● Task
Say how many lines contain "date"; the answer is the number alone.

● Items

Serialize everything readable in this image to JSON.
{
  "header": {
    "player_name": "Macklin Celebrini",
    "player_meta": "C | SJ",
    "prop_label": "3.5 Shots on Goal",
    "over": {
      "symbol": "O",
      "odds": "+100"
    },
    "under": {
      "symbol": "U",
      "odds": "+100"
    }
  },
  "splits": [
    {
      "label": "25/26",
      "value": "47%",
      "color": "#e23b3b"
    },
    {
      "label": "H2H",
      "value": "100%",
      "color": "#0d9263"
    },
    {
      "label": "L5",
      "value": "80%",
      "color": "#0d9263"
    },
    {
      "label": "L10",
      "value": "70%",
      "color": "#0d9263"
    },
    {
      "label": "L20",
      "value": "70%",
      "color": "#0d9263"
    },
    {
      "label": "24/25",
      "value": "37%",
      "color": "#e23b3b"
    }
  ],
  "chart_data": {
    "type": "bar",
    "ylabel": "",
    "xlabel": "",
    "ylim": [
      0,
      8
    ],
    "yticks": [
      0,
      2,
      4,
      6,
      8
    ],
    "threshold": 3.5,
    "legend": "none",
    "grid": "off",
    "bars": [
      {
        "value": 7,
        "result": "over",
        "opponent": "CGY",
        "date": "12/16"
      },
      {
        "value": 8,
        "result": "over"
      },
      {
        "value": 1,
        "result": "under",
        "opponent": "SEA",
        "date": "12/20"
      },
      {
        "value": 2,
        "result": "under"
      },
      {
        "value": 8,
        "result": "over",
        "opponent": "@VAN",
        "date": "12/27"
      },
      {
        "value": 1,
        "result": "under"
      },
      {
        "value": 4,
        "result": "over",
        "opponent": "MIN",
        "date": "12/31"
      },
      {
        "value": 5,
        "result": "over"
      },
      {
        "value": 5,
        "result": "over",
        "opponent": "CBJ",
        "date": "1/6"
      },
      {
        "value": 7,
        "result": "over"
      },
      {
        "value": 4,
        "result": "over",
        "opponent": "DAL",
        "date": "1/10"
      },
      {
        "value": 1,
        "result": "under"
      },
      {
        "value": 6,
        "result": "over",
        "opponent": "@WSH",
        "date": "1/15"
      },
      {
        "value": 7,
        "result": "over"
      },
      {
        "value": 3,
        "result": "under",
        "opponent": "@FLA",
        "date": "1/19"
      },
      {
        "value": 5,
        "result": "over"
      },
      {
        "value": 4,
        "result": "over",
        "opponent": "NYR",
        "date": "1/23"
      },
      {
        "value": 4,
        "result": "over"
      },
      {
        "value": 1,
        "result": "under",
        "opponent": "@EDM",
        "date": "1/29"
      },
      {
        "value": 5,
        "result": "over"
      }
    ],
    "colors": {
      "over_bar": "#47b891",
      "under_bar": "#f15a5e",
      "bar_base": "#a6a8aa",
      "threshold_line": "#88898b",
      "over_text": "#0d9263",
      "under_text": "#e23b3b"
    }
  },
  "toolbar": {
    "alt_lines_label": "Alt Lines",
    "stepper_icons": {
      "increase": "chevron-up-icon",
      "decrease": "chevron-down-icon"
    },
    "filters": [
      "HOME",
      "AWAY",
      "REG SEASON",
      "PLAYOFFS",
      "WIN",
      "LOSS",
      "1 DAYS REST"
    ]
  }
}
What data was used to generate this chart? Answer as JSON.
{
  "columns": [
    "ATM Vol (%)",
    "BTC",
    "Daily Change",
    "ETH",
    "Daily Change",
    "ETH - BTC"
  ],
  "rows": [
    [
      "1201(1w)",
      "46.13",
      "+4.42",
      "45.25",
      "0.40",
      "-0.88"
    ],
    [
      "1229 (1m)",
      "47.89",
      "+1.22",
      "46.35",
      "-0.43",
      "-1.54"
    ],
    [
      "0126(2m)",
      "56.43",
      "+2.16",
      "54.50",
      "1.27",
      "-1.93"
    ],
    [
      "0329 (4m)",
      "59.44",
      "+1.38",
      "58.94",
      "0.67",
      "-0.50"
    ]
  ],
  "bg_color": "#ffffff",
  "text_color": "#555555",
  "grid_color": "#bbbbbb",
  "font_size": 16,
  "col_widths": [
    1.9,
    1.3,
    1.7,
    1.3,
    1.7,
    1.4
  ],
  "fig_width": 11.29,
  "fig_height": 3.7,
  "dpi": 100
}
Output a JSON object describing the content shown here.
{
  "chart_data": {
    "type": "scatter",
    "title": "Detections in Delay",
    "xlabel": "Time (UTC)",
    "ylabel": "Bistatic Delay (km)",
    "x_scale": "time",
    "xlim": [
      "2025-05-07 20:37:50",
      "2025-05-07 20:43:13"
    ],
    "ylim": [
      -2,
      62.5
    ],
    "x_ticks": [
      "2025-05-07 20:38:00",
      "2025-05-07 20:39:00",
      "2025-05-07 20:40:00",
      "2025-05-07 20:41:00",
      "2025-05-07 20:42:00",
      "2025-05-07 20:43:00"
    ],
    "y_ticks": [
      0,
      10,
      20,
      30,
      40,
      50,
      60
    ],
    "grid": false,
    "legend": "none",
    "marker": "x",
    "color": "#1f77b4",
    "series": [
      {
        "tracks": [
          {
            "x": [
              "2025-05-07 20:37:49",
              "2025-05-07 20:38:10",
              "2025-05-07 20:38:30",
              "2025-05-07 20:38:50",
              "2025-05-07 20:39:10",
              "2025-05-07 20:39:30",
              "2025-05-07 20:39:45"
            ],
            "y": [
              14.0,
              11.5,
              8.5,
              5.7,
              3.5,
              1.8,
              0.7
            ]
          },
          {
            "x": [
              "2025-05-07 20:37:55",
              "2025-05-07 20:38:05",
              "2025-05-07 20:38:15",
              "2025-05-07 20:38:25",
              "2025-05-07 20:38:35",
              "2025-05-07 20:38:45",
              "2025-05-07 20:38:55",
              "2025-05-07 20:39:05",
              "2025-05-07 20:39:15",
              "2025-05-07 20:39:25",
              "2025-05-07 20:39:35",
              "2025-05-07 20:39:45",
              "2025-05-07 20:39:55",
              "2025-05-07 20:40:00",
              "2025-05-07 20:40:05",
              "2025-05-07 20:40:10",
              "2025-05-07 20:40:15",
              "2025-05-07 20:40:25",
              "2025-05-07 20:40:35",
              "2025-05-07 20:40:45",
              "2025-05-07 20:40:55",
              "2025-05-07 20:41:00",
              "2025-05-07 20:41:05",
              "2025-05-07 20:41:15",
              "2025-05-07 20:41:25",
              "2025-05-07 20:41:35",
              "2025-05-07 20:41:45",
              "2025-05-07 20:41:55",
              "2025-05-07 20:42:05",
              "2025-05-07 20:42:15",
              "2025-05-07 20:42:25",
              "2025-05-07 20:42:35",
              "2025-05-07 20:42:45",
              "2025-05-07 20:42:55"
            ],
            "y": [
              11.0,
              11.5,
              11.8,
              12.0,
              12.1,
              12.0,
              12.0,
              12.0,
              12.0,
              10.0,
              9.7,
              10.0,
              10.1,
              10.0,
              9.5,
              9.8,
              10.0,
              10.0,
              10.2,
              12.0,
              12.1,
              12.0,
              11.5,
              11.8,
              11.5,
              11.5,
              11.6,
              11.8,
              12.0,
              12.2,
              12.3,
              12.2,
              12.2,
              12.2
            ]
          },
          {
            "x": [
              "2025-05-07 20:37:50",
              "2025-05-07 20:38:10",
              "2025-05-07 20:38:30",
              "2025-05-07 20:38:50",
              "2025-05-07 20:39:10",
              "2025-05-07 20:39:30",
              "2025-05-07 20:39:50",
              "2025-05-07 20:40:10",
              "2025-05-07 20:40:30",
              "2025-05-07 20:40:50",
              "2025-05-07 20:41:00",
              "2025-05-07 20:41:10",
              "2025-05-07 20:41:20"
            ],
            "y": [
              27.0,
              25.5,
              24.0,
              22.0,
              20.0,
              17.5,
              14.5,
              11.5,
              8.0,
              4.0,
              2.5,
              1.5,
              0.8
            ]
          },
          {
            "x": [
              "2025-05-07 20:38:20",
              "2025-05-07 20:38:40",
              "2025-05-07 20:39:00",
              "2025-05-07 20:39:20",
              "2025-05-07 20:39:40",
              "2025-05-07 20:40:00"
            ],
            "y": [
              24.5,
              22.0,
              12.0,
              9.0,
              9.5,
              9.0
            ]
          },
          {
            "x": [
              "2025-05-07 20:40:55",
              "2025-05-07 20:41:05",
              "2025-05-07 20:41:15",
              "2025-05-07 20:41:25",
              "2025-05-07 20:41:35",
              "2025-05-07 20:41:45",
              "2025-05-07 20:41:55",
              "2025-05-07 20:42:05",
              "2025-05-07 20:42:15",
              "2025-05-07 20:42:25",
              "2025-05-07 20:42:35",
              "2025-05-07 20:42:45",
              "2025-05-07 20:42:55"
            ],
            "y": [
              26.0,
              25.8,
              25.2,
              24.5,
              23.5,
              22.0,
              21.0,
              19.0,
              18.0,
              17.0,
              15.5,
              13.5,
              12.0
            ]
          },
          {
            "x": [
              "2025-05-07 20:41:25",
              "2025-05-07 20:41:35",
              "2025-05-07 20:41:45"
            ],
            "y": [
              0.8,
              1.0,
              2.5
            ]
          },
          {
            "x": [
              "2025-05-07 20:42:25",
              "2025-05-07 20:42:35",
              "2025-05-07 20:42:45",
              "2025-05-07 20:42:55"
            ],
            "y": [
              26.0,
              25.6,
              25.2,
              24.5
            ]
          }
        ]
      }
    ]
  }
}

● Task result
10